* **Set task**:
Would you transcribe the listing that follows, character for character, and omit its images?

* **Extracted material**:

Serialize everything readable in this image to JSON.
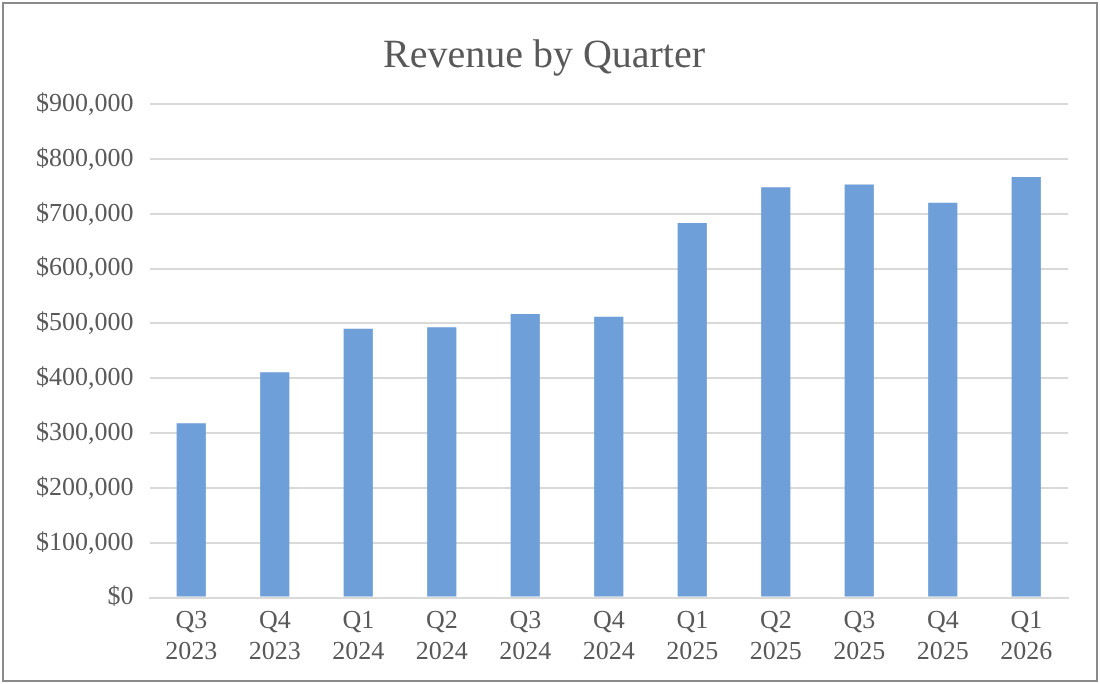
{
  "chart_data": {
    "type": "bar",
    "title": "Revenue by Quarter",
    "categories": [
      "Q3 2023",
      "Q4 2023",
      "Q1 2024",
      "Q2 2024",
      "Q3 2024",
      "Q4 2024",
      "Q1 2025",
      "Q2 2025",
      "Q3 2025",
      "Q4 2025",
      "Q1 2026"
    ],
    "values": [
      318000,
      411000,
      490000,
      493000,
      517000,
      512000,
      683000,
      748000,
      753000,
      720000,
      767000
    ],
    "color": "#6f9fd8",
    "ylim": [
      0,
      900000
    ],
    "yticks": [
      {
        "value": 0,
        "label": "$0"
      },
      {
        "value": 100000,
        "label": "$100,000"
      },
      {
        "value": 200000,
        "label": "$200,000"
      },
      {
        "value": 300000,
        "label": "$300,000"
      },
      {
        "value": 400000,
        "label": "$400,000"
      },
      {
        "value": 500000,
        "label": "$500,000"
      },
      {
        "value": 600000,
        "label": "$600,000"
      },
      {
        "value": 700000,
        "label": "$700,000"
      },
      {
        "value": 800000,
        "label": "$800,000"
      },
      {
        "value": 900000,
        "label": "$900,000"
      }
    ],
    "grid": "y",
    "legend": false
  }
}
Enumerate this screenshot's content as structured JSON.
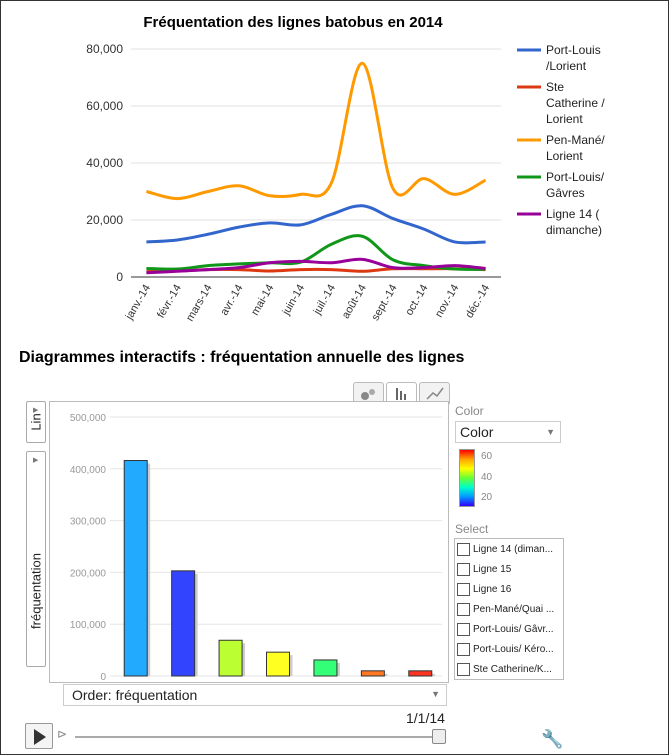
{
  "chart_data": [
    {
      "type": "line",
      "title": "Fréquentation des lignes batobus en 2014",
      "categories": [
        "janv.-14",
        "févr.-14",
        "mars-14",
        "avr.-14",
        "mai-14",
        "juin-14",
        "juil.-14",
        "août-14",
        "sept.-14",
        "oct.-14",
        "nov.-14",
        "déc.-14"
      ],
      "ylim": [
        0,
        80000
      ],
      "yticks": [
        "0",
        "20,000",
        "40,000",
        "60,000",
        "80,000"
      ],
      "grid": true,
      "legend_position": "right",
      "series": [
        {
          "name": "Port-Louis /Lorient",
          "legend_lines": [
            "Port-Louis",
            "/Lorient"
          ],
          "color": "#3366cc",
          "values": [
            12300,
            13000,
            15000,
            17500,
            19000,
            18300,
            22000,
            25000,
            20500,
            16800,
            12300,
            12300
          ]
        },
        {
          "name": "Ste Catherine / Lorient",
          "legend_lines": [
            "Ste",
            "Catherine /",
            "Lorient"
          ],
          "color": "#dc3912",
          "values": [
            1900,
            2100,
            2600,
            2600,
            2100,
            2600,
            2600,
            2000,
            2900,
            2900,
            2900,
            2600
          ]
        },
        {
          "name": "Pen-Mané/ Lorient",
          "legend_lines": [
            "Pen-Mané/",
            "Lorient"
          ],
          "color": "#ff9900",
          "values": [
            30000,
            27500,
            30000,
            32000,
            28500,
            29000,
            33000,
            75000,
            31000,
            34500,
            29000,
            34000
          ]
        },
        {
          "name": "Port-Louis/ Gâvres",
          "legend_lines": [
            "Port-Louis/",
            "Gâvres"
          ],
          "color": "#109618",
          "values": [
            3000,
            2800,
            4000,
            4600,
            5000,
            5200,
            11500,
            14300,
            6000,
            4000,
            2800,
            2700
          ]
        },
        {
          "name": "Ligne 14 ( dimanche)",
          "legend_lines": [
            "Ligne 14 (",
            "dimanche)"
          ],
          "color": "#990099",
          "values": [
            1500,
            2000,
            2600,
            3300,
            5000,
            5500,
            5000,
            6200,
            3300,
            3300,
            4000,
            3000
          ]
        }
      ]
    },
    {
      "type": "bar",
      "title": "Diagrammes interactifs : fréquentation annuelle des lignes",
      "ylabel": "fréquentation",
      "ylim": [
        0,
        500000
      ],
      "yticks": [
        "0",
        "100,000",
        "200,000",
        "300,000",
        "400,000",
        "500,000"
      ],
      "grid": true,
      "values": [
        416000,
        203000,
        69000,
        46000,
        31000,
        10000,
        10000
      ],
      "colors": [
        "#22aaff",
        "#3344ff",
        "#bbff33",
        "#ffff22",
        "#33ff77",
        "#ff7722",
        "#ff3322"
      ]
    }
  ],
  "motion": {
    "y_scale_label": "Lin",
    "y_axis_label": "fréquentation",
    "order_label": "Order: fréquentation",
    "color_label": "Color",
    "color_value": "Color",
    "color_ticks": [
      "60",
      "40",
      "20"
    ],
    "select_label": "Select",
    "select_items": [
      "Ligne 14 (diman...",
      "Ligne 15",
      "Ligne 16",
      "Pen-Mané/Quai ...",
      "Port-Louis/ Gâvr...",
      "Port-Louis/ Kéro...",
      "Ste Catherine/K..."
    ],
    "date": "1/1/14"
  }
}
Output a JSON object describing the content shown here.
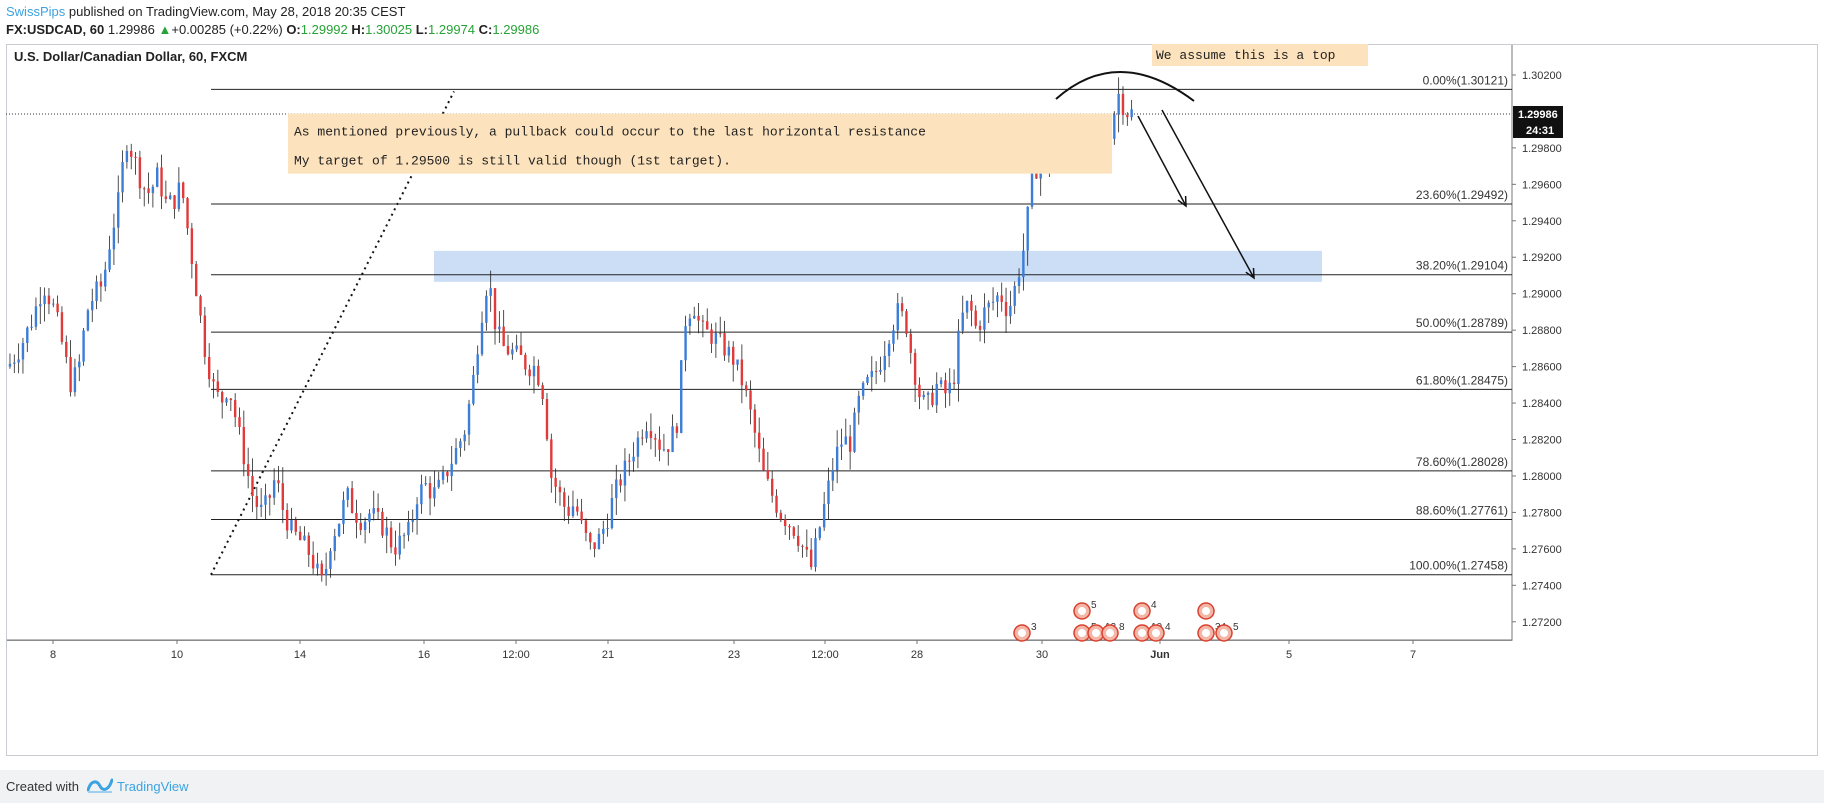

* **Written answer**:
Serialize everything readable in this image to JSON.
{
  "chart_data": {
    "type": "bar",
    "title": "Revenue by Quarter",
    "categories": [
      "Q3 2023",
      "Q4 2023",
      "Q1 2024",
      "Q2 2024",
      "Q3 2024",
      "Q4 2024",
      "Q1 2025",
      "Q2 2025",
      "Q3 2025",
      "Q4 2025",
      "Q1 2026"
    ],
    "values": [
      318000,
      411000,
      490000,
      493000,
      517000,
      512000,
      683000,
      748000,
      753000,
      720000,
      767000
    ],
    "color": "#6f9fd8",
    "ylim": [
      0,
      900000
    ],
    "yticks": [
      {
        "value": 0,
        "label": "$0"
      },
      {
        "value": 100000,
        "label": "$100,000"
      },
      {
        "value": 200000,
        "label": "$200,000"
      },
      {
        "value": 300000,
        "label": "$300,000"
      },
      {
        "value": 400000,
        "label": "$400,000"
      },
      {
        "value": 500000,
        "label": "$500,000"
      },
      {
        "value": 600000,
        "label": "$600,000"
      },
      {
        "value": 700000,
        "label": "$700,000"
      },
      {
        "value": 800000,
        "label": "$800,000"
      },
      {
        "value": 900000,
        "label": "$900,000"
      }
    ],
    "grid": "y",
    "legend": false
  }
}
Enumerate this screenshot's content as structured JSON.
{
  "chart_data": [
    {
      "type": "line",
      "title": "Fréquentation des lignes batobus en 2014",
      "categories": [
        "janv.-14",
        "févr.-14",
        "mars-14",
        "avr.-14",
        "mai-14",
        "juin-14",
        "juil.-14",
        "août-14",
        "sept.-14",
        "oct.-14",
        "nov.-14",
        "déc.-14"
      ],
      "ylim": [
        0,
        80000
      ],
      "yticks": [
        "0",
        "20,000",
        "40,000",
        "60,000",
        "80,000"
      ],
      "grid": true,
      "legend_position": "right",
      "series": [
        {
          "name": "Port-Louis /Lorient",
          "legend_lines": [
            "Port-Louis",
            "/Lorient"
          ],
          "color": "#3366cc",
          "values": [
            12300,
            13000,
            15000,
            17500,
            19000,
            18300,
            22000,
            25000,
            20500,
            16800,
            12300,
            12300
          ]
        },
        {
          "name": "Ste Catherine / Lorient",
          "legend_lines": [
            "Ste",
            "Catherine /",
            "Lorient"
          ],
          "color": "#dc3912",
          "values": [
            1900,
            2100,
            2600,
            2600,
            2100,
            2600,
            2600,
            2000,
            2900,
            2900,
            2900,
            2600
          ]
        },
        {
          "name": "Pen-Mané/ Lorient",
          "legend_lines": [
            "Pen-Mané/",
            "Lorient"
          ],
          "color": "#ff9900",
          "values": [
            30000,
            27500,
            30000,
            32000,
            28500,
            29000,
            33000,
            75000,
            31000,
            34500,
            29000,
            34000
          ]
        },
        {
          "name": "Port-Louis/ Gâvres",
          "legend_lines": [
            "Port-Louis/",
            "Gâvres"
          ],
          "color": "#109618",
          "values": [
            3000,
            2800,
            4000,
            4600,
            5000,
            5200,
            11500,
            14300,
            6000,
            4000,
            2800,
            2700
          ]
        },
        {
          "name": "Ligne 14 ( dimanche)",
          "legend_lines": [
            "Ligne 14 (",
            "dimanche)"
          ],
          "color": "#990099",
          "values": [
            1500,
            2000,
            2600,
            3300,
            5000,
            5500,
            5000,
            6200,
            3300,
            3300,
            4000,
            3000
          ]
        }
      ]
    },
    {
      "type": "bar",
      "title": "Diagrammes interactifs : fréquentation annuelle des lignes",
      "ylabel": "fréquentation",
      "ylim": [
        0,
        500000
      ],
      "yticks": [
        "0",
        "100,000",
        "200,000",
        "300,000",
        "400,000",
        "500,000"
      ],
      "grid": true,
      "values": [
        416000,
        203000,
        69000,
        46000,
        31000,
        10000,
        10000
      ],
      "colors": [
        "#22aaff",
        "#3344ff",
        "#bbff33",
        "#ffff22",
        "#33ff77",
        "#ff7722",
        "#ff3322"
      ]
    }
  ],
  "motion": {
    "y_scale_label": "Lin",
    "y_axis_label": "fréquentation",
    "order_label": "Order: fréquentation",
    "color_label": "Color",
    "color_value": "Color",
    "color_ticks": [
      "60",
      "40",
      "20"
    ],
    "select_label": "Select",
    "select_items": [
      "Ligne 14 (diman...",
      "Ligne 15",
      "Ligne 16",
      "Pen-Mané/Quai ...",
      "Port-Louis/ Gâvr...",
      "Port-Louis/ Kéro...",
      "Ste Catherine/K..."
    ],
    "date": "1/1/14"
  }
}
Output a JSON object describing the content shown here.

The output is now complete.